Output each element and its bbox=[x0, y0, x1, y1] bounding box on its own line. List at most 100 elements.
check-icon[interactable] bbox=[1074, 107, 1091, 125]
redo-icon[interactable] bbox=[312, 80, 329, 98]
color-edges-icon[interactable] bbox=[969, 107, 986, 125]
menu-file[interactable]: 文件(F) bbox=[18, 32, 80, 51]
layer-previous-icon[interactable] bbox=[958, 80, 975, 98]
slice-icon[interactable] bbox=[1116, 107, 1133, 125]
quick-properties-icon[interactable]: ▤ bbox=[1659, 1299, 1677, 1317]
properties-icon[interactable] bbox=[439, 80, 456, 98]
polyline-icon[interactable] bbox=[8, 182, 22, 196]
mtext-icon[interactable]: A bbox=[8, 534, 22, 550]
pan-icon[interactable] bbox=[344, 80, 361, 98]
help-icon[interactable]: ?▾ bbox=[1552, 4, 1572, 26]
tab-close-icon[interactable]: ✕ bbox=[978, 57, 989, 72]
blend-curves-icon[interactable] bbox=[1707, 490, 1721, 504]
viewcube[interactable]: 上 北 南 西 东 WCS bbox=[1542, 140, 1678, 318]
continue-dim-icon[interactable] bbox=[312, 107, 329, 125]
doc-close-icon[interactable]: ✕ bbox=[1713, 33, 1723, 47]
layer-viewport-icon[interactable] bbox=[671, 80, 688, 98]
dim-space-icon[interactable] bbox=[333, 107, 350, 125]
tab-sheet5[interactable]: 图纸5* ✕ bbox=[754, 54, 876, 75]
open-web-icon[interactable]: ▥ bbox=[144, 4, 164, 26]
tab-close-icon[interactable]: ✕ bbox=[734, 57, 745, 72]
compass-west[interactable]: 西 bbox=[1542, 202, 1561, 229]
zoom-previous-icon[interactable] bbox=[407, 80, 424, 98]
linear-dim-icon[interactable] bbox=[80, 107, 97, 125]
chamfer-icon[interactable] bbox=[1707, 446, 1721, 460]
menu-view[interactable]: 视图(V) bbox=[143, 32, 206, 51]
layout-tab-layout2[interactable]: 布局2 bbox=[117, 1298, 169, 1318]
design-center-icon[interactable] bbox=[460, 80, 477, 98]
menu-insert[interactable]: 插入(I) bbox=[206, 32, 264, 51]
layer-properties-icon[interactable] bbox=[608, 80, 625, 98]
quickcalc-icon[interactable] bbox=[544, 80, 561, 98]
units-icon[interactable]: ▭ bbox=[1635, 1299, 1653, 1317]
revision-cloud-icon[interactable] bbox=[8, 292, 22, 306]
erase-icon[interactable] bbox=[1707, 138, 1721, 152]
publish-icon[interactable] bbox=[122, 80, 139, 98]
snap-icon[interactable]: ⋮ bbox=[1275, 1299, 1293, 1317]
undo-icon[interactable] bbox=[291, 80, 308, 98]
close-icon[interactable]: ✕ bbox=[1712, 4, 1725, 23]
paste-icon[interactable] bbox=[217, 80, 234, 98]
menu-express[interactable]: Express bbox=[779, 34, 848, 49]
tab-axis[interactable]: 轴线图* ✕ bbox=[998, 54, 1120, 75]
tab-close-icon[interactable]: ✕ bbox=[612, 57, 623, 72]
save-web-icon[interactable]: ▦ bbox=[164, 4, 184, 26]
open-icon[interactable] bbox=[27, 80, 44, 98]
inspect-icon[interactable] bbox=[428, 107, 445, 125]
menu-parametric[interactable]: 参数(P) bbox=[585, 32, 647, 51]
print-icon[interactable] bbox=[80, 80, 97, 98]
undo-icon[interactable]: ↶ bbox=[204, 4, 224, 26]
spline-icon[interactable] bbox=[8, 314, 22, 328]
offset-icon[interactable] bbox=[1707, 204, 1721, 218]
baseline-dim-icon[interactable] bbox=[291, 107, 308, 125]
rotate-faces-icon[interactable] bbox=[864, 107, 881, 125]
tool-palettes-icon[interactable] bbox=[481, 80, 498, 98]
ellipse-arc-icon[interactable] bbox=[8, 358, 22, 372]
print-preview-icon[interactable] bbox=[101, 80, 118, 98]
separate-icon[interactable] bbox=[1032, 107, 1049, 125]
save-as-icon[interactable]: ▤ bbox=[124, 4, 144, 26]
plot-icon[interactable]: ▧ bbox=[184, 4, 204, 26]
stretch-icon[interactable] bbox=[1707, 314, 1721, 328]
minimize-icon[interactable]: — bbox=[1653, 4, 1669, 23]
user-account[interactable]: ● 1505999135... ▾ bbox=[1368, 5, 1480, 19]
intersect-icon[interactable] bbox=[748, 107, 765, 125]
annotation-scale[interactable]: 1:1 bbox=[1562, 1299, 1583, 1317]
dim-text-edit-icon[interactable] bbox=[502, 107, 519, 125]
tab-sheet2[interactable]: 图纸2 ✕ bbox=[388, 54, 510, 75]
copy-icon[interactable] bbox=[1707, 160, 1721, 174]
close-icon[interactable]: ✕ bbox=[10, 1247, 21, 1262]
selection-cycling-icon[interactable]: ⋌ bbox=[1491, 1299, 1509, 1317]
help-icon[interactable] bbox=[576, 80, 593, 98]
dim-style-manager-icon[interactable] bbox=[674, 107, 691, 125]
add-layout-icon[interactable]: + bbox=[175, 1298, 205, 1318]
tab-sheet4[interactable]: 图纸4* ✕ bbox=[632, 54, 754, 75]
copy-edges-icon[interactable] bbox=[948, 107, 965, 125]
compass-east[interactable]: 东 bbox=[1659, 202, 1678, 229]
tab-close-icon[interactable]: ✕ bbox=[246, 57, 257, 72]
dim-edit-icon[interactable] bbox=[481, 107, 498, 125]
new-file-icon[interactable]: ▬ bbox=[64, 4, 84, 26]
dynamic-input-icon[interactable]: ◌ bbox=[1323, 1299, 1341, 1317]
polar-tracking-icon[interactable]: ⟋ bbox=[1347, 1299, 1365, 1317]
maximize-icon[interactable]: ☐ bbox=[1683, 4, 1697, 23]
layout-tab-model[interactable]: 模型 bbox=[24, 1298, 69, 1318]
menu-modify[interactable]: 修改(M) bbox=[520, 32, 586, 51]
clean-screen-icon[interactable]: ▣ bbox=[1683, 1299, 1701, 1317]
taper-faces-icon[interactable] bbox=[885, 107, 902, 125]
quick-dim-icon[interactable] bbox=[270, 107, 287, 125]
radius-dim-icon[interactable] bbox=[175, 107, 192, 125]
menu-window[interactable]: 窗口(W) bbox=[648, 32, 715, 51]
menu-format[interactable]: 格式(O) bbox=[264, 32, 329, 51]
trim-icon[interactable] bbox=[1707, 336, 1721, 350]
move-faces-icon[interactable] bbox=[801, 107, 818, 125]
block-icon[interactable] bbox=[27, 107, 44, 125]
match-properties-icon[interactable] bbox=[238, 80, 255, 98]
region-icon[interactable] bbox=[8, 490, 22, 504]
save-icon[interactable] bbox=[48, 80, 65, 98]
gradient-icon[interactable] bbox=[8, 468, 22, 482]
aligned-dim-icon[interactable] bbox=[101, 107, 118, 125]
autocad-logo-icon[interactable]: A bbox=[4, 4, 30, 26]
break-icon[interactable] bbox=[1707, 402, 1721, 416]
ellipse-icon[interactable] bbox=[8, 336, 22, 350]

________________________________________

Your instructions: Switch every "interactable" in the data above to "clickable" and leave the rest unchanged.

Output:
Output each element and its bbox=[x0, y0, x1, y1] bounding box on its own line. List at most 100 elements.
check-icon[clickable] bbox=[1074, 107, 1091, 125]
redo-icon[clickable] bbox=[312, 80, 329, 98]
color-edges-icon[clickable] bbox=[969, 107, 986, 125]
menu-file[clickable]: 文件(F) bbox=[18, 32, 80, 51]
layer-previous-icon[clickable] bbox=[958, 80, 975, 98]
slice-icon[clickable] bbox=[1116, 107, 1133, 125]
quick-properties-icon[clickable]: ▤ bbox=[1659, 1299, 1677, 1317]
properties-icon[clickable] bbox=[439, 80, 456, 98]
polyline-icon[clickable] bbox=[8, 182, 22, 196]
mtext-icon[clickable]: A bbox=[8, 534, 22, 550]
pan-icon[clickable] bbox=[344, 80, 361, 98]
help-icon[clickable]: ?▾ bbox=[1552, 4, 1572, 26]
tab-close-icon[clickable]: ✕ bbox=[978, 57, 989, 72]
blend-curves-icon[clickable] bbox=[1707, 490, 1721, 504]
viewcube[clickable]: 上 北 南 西 东 WCS bbox=[1542, 140, 1678, 318]
continue-dim-icon[clickable] bbox=[312, 107, 329, 125]
doc-close-icon[clickable]: ✕ bbox=[1713, 33, 1723, 47]
layer-viewport-icon[clickable] bbox=[671, 80, 688, 98]
dim-space-icon[clickable] bbox=[333, 107, 350, 125]
tab-sheet5[clickable]: 图纸5* ✕ bbox=[754, 54, 876, 75]
open-web-icon[clickable]: ▥ bbox=[144, 4, 164, 26]
tab-close-icon[clickable]: ✕ bbox=[734, 57, 745, 72]
compass-west[clickable]: 西 bbox=[1542, 202, 1561, 229]
zoom-previous-icon[clickable] bbox=[407, 80, 424, 98]
linear-dim-icon[clickable] bbox=[80, 107, 97, 125]
chamfer-icon[clickable] bbox=[1707, 446, 1721, 460]
menu-view[clickable]: 视图(V) bbox=[143, 32, 206, 51]
layout-tab-layout2[clickable]: 布局2 bbox=[117, 1298, 169, 1318]
design-center-icon[clickable] bbox=[460, 80, 477, 98]
menu-insert[clickable]: 插入(I) bbox=[206, 32, 264, 51]
layer-properties-icon[clickable] bbox=[608, 80, 625, 98]
quickcalc-icon[clickable] bbox=[544, 80, 561, 98]
units-icon[clickable]: ▭ bbox=[1635, 1299, 1653, 1317]
revision-cloud-icon[clickable] bbox=[8, 292, 22, 306]
erase-icon[clickable] bbox=[1707, 138, 1721, 152]
publish-icon[clickable] bbox=[122, 80, 139, 98]
snap-icon[clickable]: ⋮ bbox=[1275, 1299, 1293, 1317]
undo-icon[clickable] bbox=[291, 80, 308, 98]
close-icon[clickable]: ✕ bbox=[1712, 4, 1725, 23]
paste-icon[clickable] bbox=[217, 80, 234, 98]
menu-express[clickable]: Express bbox=[779, 34, 848, 49]
tab-axis[clickable]: 轴线图* ✕ bbox=[998, 54, 1120, 75]
tab-close-icon[clickable]: ✕ bbox=[612, 57, 623, 72]
save-web-icon[clickable]: ▦ bbox=[164, 4, 184, 26]
open-icon[clickable] bbox=[27, 80, 44, 98]
inspect-icon[clickable] bbox=[428, 107, 445, 125]
menu-parametric[clickable]: 参数(P) bbox=[585, 32, 647, 51]
print-icon[clickable] bbox=[80, 80, 97, 98]
undo-icon[clickable]: ↶ bbox=[204, 4, 224, 26]
spline-icon[clickable] bbox=[8, 314, 22, 328]
offset-icon[clickable] bbox=[1707, 204, 1721, 218]
baseline-dim-icon[clickable] bbox=[291, 107, 308, 125]
rotate-faces-icon[clickable] bbox=[864, 107, 881, 125]
tool-palettes-icon[clickable] bbox=[481, 80, 498, 98]
ellipse-arc-icon[clickable] bbox=[8, 358, 22, 372]
print-preview-icon[clickable] bbox=[101, 80, 118, 98]
separate-icon[clickable] bbox=[1032, 107, 1049, 125]
save-as-icon[clickable]: ▤ bbox=[124, 4, 144, 26]
plot-icon[clickable]: ▧ bbox=[184, 4, 204, 26]
stretch-icon[clickable] bbox=[1707, 314, 1721, 328]
minimize-icon[clickable]: — bbox=[1653, 4, 1669, 23]
user-account[clickable]: ● 1505999135... ▾ bbox=[1368, 5, 1480, 19]
intersect-icon[clickable] bbox=[748, 107, 765, 125]
annotation-scale[clickable]: 1:1 bbox=[1562, 1299, 1583, 1317]
dim-text-edit-icon[clickable] bbox=[502, 107, 519, 125]
tab-sheet2[clickable]: 图纸2 ✕ bbox=[388, 54, 510, 75]
copy-icon[clickable] bbox=[1707, 160, 1721, 174]
close-icon[clickable]: ✕ bbox=[10, 1247, 21, 1262]
selection-cycling-icon[clickable]: ⋌ bbox=[1491, 1299, 1509, 1317]
help-icon[clickable] bbox=[576, 80, 593, 98]
dim-style-manager-icon[clickable] bbox=[674, 107, 691, 125]
add-layout-icon[clickable]: + bbox=[175, 1298, 205, 1318]
tab-sheet4[clickable]: 图纸4* ✕ bbox=[632, 54, 754, 75]
copy-edges-icon[clickable] bbox=[948, 107, 965, 125]
compass-east[clickable]: 东 bbox=[1659, 202, 1678, 229]
tab-close-icon[clickable]: ✕ bbox=[246, 57, 257, 72]
dim-edit-icon[clickable] bbox=[481, 107, 498, 125]
new-file-icon[clickable]: ▬ bbox=[64, 4, 84, 26]
dynamic-input-icon[clickable]: ◌ bbox=[1323, 1299, 1341, 1317]
polar-tracking-icon[clickable]: ⟋ bbox=[1347, 1299, 1365, 1317]
maximize-icon[clickable]: ☐ bbox=[1683, 4, 1697, 23]
layout-tab-model[clickable]: 模型 bbox=[24, 1298, 69, 1318]
menu-modify[clickable]: 修改(M) bbox=[520, 32, 586, 51]
clean-screen-icon[clickable]: ▣ bbox=[1683, 1299, 1701, 1317]
taper-faces-icon[clickable] bbox=[885, 107, 902, 125]
quick-dim-icon[clickable] bbox=[270, 107, 287, 125]
radius-dim-icon[clickable] bbox=[175, 107, 192, 125]
menu-window[clickable]: 窗口(W) bbox=[648, 32, 715, 51]
menu-format[clickable]: 格式(O) bbox=[264, 32, 329, 51]
trim-icon[clickable] bbox=[1707, 336, 1721, 350]
move-faces-icon[clickable] bbox=[801, 107, 818, 125]
block-icon[clickable] bbox=[27, 107, 44, 125]
match-properties-icon[clickable] bbox=[238, 80, 255, 98]
region-icon[clickable] bbox=[8, 490, 22, 504]
save-icon[clickable] bbox=[48, 80, 65, 98]
gradient-icon[clickable] bbox=[8, 468, 22, 482]
aligned-dim-icon[clickable] bbox=[101, 107, 118, 125]
autocad-logo-icon[clickable]: A bbox=[4, 4, 30, 26]
break-icon[clickable] bbox=[1707, 402, 1721, 416]
ellipse-icon[clickable] bbox=[8, 336, 22, 350]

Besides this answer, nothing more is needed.